● **REQUIREMENT**
Extract all lines from the data beneath that include the word "Give".

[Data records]
=====
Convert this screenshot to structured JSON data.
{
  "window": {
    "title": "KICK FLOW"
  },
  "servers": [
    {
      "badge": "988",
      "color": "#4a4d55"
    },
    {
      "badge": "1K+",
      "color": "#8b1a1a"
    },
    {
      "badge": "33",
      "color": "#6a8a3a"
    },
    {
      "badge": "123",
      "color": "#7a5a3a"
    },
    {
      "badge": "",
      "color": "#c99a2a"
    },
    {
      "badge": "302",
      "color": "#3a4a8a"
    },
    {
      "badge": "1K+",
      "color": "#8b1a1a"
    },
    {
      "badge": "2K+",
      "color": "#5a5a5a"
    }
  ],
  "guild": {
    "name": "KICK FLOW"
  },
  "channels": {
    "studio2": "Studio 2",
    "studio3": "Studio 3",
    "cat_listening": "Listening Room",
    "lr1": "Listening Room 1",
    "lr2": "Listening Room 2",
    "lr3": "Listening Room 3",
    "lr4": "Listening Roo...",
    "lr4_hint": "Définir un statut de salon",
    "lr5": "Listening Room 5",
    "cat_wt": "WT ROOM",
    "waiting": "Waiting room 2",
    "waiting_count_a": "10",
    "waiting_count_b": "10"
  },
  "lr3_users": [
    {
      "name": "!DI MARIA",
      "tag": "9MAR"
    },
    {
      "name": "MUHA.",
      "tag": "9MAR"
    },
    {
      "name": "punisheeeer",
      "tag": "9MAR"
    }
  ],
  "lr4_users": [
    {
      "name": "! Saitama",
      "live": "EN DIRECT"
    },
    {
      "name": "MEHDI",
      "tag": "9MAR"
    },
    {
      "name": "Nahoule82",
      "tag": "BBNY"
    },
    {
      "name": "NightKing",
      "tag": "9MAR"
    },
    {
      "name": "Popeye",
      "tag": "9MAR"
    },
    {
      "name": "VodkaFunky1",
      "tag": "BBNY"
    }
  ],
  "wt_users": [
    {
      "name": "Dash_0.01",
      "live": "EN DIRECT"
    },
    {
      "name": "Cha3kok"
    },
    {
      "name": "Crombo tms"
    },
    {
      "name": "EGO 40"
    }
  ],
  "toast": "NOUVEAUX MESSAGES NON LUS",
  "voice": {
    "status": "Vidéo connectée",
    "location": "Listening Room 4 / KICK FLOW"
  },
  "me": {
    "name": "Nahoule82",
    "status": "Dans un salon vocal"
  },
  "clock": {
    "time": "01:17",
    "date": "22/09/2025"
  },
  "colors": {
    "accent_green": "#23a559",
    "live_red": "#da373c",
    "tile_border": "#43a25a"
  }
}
=====
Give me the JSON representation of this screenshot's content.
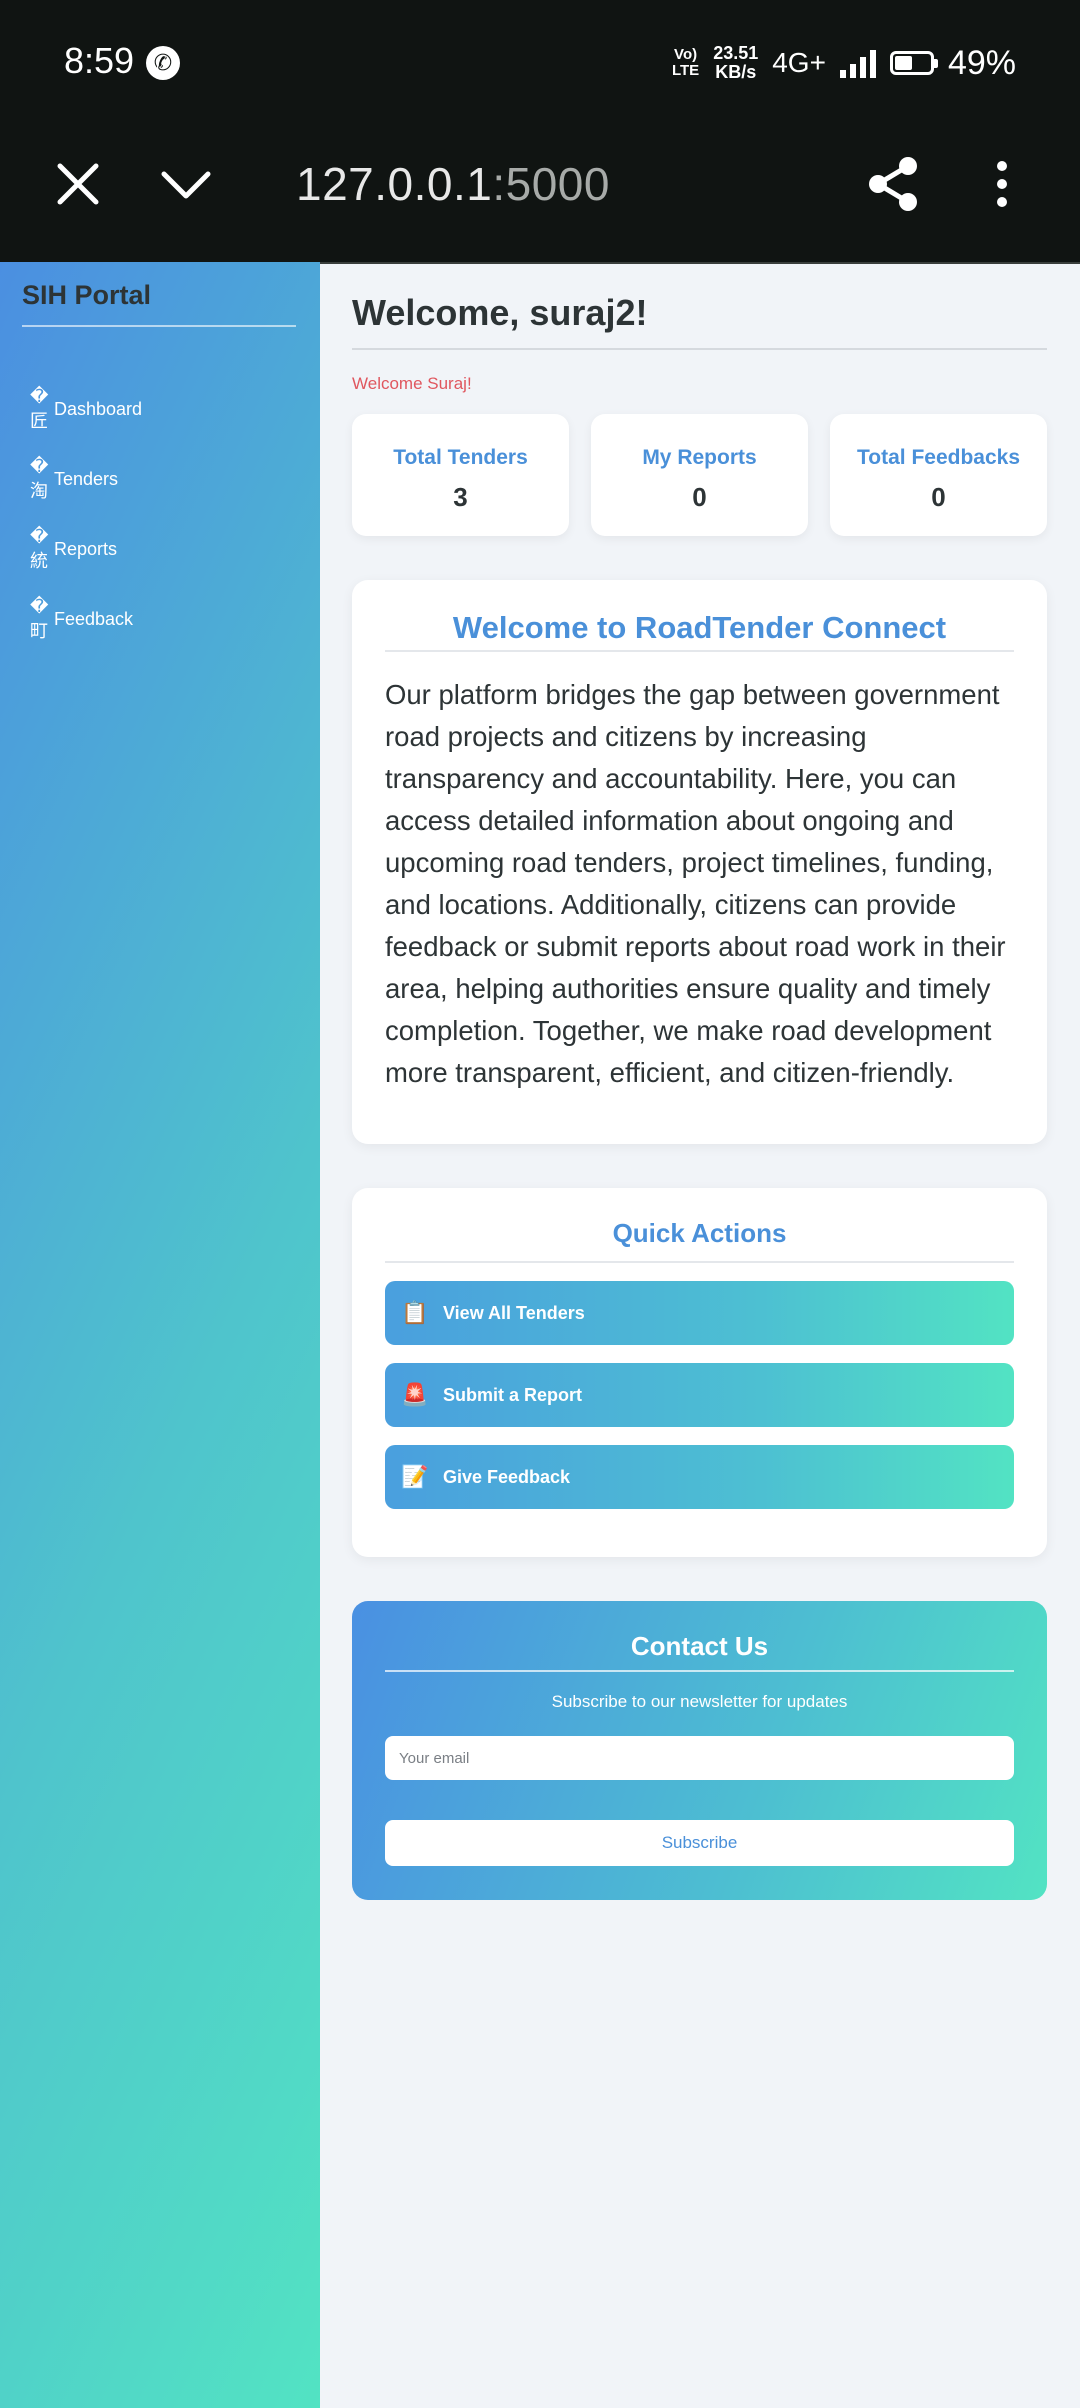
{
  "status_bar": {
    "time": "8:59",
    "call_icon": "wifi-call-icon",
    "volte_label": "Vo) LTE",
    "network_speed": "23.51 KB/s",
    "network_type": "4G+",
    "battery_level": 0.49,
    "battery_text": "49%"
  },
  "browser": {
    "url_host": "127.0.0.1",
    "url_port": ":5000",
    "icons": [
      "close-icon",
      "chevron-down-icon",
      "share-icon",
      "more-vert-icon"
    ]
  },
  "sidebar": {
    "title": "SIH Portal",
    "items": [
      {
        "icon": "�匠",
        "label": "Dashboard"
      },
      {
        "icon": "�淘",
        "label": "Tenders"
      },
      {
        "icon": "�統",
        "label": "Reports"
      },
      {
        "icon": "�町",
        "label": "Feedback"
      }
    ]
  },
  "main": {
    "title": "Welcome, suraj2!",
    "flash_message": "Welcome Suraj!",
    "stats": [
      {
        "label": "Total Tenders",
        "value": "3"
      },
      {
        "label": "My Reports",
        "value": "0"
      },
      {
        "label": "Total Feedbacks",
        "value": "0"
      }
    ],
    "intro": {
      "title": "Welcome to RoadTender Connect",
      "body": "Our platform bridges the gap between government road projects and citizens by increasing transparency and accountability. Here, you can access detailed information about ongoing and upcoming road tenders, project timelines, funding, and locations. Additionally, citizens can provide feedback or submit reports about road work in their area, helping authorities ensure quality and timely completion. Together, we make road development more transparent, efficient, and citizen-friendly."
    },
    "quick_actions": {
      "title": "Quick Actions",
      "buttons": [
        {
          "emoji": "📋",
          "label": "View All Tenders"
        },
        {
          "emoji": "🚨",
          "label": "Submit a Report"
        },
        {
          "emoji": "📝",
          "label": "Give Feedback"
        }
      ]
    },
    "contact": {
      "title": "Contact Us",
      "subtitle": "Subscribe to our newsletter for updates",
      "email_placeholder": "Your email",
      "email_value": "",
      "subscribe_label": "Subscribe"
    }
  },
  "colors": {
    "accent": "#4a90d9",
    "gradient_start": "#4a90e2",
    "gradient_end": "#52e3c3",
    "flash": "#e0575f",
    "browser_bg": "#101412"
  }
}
=====
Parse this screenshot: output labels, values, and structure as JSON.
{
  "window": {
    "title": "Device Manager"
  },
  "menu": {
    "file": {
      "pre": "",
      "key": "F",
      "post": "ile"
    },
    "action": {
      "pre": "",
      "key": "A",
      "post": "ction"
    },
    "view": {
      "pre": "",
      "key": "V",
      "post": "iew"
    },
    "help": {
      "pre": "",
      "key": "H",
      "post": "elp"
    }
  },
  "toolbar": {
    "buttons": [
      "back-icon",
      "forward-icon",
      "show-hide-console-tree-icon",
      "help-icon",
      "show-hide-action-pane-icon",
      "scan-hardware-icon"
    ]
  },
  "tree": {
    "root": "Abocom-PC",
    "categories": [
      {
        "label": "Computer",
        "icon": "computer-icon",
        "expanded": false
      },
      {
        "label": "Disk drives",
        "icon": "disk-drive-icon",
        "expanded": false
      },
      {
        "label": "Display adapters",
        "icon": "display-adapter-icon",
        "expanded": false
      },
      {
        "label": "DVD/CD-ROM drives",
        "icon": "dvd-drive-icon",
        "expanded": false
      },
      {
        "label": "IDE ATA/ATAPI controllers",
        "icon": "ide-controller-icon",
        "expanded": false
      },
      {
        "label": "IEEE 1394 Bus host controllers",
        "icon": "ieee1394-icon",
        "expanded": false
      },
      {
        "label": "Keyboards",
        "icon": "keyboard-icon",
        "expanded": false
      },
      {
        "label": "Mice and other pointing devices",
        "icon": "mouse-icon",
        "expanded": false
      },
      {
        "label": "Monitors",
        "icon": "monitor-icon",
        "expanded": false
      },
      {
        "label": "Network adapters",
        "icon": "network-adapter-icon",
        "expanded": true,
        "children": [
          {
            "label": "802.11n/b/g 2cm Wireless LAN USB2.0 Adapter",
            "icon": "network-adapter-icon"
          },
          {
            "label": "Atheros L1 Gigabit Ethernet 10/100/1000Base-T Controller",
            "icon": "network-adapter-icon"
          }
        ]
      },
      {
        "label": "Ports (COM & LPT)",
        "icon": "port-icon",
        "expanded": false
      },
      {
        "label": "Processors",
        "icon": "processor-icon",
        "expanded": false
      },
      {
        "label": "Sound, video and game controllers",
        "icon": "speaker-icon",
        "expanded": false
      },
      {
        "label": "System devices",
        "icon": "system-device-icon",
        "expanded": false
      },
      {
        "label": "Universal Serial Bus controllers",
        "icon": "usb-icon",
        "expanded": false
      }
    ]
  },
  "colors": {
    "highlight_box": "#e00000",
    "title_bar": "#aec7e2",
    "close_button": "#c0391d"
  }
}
=====
● **ANSWER FOR THE TASK**
Give me the JSON representation of this screenshot's content.
          "label": "Give Feedback"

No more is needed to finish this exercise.